- Exercise details -
Identify each line holding the string "interval" and copy it.
-------- Records for processing --------
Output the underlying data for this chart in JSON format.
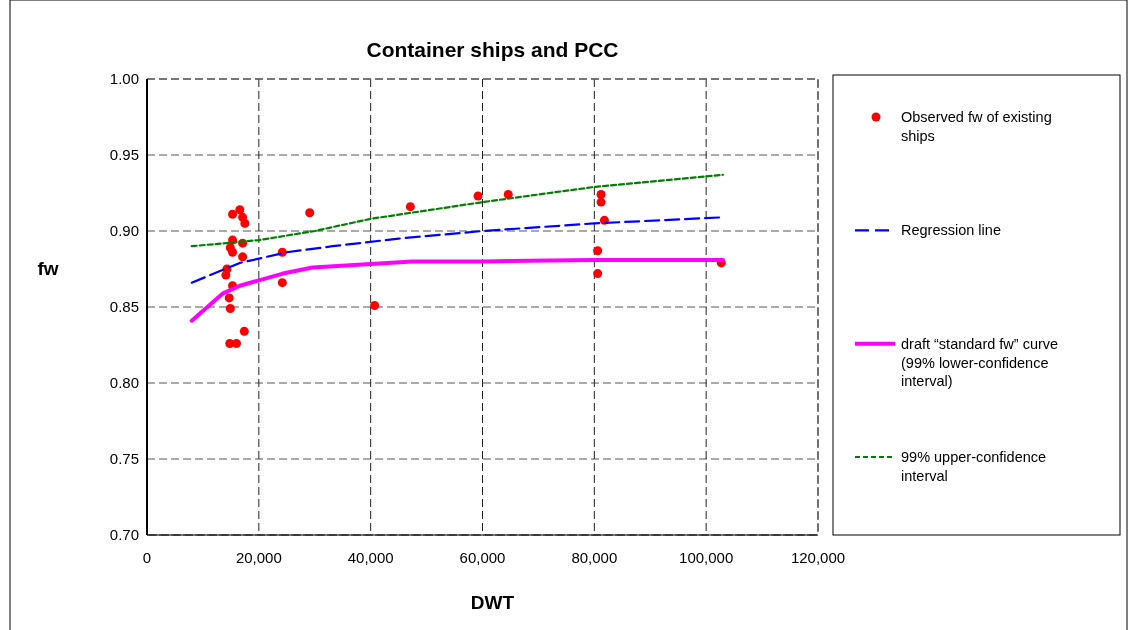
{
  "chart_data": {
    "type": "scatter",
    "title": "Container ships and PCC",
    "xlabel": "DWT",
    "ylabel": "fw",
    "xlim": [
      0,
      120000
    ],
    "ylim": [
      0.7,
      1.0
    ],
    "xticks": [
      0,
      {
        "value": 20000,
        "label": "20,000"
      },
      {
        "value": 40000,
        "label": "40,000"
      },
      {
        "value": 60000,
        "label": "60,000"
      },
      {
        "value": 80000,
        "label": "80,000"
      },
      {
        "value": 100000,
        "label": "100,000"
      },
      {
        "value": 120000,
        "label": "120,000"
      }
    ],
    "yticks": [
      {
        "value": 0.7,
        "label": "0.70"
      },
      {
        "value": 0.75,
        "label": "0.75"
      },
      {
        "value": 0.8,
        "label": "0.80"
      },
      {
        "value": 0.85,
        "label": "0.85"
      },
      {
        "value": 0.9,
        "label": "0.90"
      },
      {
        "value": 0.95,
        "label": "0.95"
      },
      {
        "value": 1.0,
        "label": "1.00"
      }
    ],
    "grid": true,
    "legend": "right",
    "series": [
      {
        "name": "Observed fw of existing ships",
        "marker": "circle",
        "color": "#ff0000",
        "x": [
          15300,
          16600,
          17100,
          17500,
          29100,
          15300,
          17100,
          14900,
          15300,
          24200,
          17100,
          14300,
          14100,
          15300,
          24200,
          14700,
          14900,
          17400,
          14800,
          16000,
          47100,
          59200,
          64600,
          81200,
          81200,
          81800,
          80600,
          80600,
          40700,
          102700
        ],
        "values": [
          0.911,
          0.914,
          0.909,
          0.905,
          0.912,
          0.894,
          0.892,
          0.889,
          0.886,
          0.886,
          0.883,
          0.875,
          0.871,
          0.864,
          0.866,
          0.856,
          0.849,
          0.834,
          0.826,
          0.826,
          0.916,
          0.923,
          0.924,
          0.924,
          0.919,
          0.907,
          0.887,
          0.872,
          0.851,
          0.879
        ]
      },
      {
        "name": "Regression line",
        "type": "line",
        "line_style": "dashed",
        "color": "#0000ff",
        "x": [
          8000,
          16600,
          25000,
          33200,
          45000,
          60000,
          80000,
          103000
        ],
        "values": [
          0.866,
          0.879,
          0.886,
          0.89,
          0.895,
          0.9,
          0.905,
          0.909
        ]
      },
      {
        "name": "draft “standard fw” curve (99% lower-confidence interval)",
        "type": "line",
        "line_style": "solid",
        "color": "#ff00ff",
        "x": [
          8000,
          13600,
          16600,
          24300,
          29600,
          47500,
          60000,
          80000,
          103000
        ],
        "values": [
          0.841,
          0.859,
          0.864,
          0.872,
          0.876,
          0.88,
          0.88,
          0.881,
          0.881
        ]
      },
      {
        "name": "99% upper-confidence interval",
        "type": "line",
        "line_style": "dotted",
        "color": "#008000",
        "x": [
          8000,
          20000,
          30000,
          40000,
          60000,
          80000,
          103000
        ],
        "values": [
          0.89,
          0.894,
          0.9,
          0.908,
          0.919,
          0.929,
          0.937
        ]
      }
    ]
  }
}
--------
- Solution to this task -
        "name": "draft “standard fw” curve (99% lower-confidence interval)",
        "name": "99% upper-confidence interval",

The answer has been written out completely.